To be done
Say how many lines include the word "ChineseStandard", using only a number.

Provided data

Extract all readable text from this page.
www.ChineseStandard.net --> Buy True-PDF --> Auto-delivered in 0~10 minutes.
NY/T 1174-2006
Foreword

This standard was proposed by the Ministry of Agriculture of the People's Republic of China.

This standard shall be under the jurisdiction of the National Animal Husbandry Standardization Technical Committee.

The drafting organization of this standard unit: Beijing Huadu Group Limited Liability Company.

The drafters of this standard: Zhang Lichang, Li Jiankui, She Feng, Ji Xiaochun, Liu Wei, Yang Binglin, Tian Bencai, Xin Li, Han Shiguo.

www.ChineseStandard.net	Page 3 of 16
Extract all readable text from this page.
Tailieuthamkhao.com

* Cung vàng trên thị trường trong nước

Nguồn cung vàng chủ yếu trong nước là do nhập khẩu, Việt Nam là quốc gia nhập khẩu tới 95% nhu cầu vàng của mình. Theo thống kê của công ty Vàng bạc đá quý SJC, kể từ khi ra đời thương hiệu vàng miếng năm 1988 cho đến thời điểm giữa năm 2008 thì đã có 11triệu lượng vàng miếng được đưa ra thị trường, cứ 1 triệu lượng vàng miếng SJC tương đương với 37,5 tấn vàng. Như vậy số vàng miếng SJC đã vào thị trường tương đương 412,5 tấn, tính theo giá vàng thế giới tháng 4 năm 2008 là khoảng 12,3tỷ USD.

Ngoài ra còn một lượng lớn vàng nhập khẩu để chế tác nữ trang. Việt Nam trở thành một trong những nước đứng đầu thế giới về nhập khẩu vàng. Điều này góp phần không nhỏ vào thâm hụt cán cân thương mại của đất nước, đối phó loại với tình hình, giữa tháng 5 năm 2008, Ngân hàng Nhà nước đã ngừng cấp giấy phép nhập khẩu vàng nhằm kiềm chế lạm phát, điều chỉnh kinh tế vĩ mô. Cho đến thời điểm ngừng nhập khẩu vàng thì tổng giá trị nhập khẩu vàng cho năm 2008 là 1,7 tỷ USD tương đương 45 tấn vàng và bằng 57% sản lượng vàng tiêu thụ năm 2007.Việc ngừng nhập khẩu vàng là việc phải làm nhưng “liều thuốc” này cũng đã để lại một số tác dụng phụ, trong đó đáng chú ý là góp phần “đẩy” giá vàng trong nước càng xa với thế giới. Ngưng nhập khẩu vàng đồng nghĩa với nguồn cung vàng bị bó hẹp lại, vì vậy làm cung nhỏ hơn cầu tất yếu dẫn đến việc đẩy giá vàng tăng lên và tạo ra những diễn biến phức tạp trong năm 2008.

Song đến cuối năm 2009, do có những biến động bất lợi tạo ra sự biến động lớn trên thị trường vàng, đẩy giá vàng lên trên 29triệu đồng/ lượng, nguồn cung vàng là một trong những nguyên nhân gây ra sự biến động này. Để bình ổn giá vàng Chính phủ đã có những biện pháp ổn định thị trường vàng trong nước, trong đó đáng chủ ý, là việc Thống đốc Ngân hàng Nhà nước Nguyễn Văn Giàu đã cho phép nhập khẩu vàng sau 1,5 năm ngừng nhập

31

Response to the exercise
2